**Bereitgestellter Text**
'''
Ich bin vermutlich nicht die Einzige, die in ihren Zwanzigern nur so vor Projekten untergegangen ist. Da war das Studium, und dann war da das zweite Studium. Der Mann, mit dem ich während dieser eigentlich so „unbeschwerten“ Zeit in Wien zusammen war. Seine Probleme, die irgendwann zu meinen wurden.

Nach der Beziehung musste ich mich zweieinhalb Jahre lang davon erholen. Während dieser Zeit bin ich von Wien nach Hamburg und dann von Hamburg nach Berlin gezogen, habe auf dem Weg ein sehr nettes Herz gebrochen, meine erste Journo-Festanstellung mit voller Wucht und halber Absicht gegen die Wand gefahren (not sorry) und bin bei einem dänisch-schwedischen Food-Start-Up eingestiegen, das im Sommer 2017 pleite ging.

Und das waren gerade mal die Jahre zwischen 21 und 25, die ich hier grob angerissen habe.
'''
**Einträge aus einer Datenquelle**
'''
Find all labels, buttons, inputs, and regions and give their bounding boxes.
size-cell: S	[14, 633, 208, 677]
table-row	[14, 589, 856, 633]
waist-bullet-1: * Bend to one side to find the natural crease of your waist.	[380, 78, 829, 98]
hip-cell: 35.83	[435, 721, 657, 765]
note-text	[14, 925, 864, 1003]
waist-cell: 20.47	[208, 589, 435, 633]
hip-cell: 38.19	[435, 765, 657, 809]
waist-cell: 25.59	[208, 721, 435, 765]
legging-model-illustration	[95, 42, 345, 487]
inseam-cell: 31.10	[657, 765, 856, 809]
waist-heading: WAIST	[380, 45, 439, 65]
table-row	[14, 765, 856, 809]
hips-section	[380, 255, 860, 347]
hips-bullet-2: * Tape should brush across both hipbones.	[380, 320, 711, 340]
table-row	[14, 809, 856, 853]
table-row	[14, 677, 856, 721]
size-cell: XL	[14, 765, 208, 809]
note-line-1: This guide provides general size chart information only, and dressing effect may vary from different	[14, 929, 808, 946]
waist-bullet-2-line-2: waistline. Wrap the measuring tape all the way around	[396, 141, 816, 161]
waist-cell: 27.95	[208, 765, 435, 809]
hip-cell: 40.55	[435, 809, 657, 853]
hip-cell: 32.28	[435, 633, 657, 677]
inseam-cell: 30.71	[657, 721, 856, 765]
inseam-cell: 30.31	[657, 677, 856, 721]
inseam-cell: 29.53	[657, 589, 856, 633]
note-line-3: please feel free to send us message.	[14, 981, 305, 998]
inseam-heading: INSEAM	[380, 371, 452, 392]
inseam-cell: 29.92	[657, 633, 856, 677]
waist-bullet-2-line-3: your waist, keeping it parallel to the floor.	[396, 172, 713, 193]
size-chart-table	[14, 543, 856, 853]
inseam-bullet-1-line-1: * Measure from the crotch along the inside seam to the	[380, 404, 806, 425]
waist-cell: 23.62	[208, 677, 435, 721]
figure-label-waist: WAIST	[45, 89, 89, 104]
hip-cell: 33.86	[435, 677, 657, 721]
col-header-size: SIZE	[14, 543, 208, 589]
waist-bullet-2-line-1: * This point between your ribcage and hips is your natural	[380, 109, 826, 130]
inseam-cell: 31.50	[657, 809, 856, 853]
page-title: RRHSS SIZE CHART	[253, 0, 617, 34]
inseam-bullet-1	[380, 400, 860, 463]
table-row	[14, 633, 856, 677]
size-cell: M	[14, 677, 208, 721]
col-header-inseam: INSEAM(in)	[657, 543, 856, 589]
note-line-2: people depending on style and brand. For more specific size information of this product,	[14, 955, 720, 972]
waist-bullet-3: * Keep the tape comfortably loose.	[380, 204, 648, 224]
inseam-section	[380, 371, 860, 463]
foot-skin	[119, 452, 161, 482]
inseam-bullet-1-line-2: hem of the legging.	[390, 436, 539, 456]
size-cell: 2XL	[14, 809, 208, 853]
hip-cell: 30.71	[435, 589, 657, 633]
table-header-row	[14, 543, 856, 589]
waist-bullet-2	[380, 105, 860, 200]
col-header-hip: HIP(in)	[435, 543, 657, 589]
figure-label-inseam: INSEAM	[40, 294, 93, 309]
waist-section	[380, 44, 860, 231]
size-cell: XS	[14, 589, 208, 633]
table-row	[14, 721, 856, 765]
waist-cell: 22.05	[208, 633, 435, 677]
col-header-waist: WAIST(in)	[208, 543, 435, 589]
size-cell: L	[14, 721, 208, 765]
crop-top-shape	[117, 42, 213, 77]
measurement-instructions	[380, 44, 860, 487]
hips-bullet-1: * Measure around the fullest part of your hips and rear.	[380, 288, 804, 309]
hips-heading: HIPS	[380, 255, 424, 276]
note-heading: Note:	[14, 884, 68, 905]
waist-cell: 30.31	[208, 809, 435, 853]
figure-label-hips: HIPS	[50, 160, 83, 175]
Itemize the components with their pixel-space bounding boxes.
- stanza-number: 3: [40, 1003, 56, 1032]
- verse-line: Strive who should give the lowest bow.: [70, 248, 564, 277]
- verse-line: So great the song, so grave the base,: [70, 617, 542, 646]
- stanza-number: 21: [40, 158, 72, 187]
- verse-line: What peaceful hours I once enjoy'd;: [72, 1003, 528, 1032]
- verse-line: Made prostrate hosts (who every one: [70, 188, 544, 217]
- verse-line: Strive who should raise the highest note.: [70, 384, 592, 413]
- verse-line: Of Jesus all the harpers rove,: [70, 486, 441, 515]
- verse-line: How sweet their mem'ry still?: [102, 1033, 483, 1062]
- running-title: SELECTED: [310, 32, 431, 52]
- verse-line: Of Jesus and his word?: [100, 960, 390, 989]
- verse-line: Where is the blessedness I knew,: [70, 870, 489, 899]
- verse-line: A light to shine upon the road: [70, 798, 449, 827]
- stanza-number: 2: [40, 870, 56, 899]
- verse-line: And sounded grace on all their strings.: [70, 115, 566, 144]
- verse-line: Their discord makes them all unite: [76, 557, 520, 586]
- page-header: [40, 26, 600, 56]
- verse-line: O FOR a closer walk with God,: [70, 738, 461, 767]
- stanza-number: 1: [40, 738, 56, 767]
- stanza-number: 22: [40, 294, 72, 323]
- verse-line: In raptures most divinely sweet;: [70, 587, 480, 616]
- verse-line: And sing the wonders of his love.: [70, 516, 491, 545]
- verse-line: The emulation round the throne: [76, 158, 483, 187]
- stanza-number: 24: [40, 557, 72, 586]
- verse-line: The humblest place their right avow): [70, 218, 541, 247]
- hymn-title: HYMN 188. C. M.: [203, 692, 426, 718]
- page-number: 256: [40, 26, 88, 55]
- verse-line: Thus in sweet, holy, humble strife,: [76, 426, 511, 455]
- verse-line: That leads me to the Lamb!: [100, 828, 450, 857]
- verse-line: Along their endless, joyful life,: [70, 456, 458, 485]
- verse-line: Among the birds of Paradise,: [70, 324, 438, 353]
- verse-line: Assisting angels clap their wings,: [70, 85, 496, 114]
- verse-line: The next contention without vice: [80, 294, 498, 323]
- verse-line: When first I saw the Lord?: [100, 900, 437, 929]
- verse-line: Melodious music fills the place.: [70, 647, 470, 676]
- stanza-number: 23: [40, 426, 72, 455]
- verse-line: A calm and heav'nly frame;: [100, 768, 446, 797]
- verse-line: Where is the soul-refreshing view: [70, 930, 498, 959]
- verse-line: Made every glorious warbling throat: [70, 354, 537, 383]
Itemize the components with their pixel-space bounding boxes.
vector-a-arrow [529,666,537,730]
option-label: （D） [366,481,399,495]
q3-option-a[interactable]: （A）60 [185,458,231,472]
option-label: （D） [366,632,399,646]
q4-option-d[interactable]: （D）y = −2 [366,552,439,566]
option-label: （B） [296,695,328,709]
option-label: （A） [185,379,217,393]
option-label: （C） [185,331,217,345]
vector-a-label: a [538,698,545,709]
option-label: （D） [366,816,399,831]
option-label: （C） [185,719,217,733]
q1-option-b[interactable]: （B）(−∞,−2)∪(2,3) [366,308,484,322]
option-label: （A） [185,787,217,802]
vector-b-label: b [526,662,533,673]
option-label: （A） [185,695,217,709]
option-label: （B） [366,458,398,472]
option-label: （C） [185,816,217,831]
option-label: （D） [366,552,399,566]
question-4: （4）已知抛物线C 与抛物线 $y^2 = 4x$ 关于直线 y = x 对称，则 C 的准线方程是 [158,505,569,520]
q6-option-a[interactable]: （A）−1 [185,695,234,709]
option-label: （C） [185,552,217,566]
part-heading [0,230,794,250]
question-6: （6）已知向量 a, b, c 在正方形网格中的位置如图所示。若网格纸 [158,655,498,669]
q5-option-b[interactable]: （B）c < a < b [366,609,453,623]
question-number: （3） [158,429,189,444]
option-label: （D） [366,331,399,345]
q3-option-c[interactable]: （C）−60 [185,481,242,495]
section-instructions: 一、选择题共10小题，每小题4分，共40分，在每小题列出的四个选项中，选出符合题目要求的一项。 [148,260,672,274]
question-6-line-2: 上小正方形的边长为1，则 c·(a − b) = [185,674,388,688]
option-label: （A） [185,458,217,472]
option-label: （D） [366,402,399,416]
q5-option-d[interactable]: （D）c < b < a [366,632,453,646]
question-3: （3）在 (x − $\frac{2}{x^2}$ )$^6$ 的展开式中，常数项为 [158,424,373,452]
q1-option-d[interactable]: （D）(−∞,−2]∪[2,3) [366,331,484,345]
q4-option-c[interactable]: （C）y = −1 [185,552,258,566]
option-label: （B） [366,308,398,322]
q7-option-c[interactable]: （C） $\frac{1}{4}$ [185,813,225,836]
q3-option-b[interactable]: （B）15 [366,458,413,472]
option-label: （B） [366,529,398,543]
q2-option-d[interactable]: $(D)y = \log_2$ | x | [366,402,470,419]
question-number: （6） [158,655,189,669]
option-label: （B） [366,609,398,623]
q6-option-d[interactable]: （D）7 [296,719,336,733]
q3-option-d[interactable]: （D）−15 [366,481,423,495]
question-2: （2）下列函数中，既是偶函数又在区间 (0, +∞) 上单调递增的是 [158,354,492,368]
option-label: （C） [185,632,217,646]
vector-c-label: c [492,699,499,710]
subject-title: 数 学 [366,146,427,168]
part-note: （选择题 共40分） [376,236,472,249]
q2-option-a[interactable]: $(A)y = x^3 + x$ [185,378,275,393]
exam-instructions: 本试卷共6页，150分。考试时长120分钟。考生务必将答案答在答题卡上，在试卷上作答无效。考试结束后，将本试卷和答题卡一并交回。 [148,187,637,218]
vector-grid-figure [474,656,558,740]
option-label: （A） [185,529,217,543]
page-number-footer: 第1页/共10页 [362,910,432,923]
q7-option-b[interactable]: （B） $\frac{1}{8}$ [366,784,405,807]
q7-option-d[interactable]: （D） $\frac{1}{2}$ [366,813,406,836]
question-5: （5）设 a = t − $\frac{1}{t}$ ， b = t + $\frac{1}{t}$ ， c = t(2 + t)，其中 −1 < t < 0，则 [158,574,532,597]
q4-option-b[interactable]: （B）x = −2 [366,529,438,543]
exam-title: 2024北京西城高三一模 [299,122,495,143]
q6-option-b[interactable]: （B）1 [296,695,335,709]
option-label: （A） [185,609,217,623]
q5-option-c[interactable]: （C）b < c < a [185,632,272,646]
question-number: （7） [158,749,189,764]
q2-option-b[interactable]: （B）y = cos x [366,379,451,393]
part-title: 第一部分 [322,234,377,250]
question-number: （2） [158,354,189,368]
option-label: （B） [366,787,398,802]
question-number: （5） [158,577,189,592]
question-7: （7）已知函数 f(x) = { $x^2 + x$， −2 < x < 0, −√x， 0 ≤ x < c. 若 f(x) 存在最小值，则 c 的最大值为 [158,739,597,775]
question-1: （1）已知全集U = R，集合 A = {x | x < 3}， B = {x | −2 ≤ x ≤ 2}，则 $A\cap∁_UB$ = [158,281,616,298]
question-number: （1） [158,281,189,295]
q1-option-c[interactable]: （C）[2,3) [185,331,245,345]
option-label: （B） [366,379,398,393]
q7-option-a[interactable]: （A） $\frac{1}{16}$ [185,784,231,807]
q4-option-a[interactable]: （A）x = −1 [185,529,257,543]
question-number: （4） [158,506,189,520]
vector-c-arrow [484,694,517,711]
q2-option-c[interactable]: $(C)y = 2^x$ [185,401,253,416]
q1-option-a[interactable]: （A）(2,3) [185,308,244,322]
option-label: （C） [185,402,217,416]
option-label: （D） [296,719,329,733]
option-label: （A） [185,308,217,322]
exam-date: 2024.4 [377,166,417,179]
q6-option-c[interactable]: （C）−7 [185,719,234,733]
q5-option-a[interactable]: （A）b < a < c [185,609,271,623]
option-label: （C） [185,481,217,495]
'''
**Aufgabenstellung**
Wann ging laut dem bereitgestellten Text das dänisch-schwedische Food-Start-up pleite?

**Antwort**
Im Sommer 2017.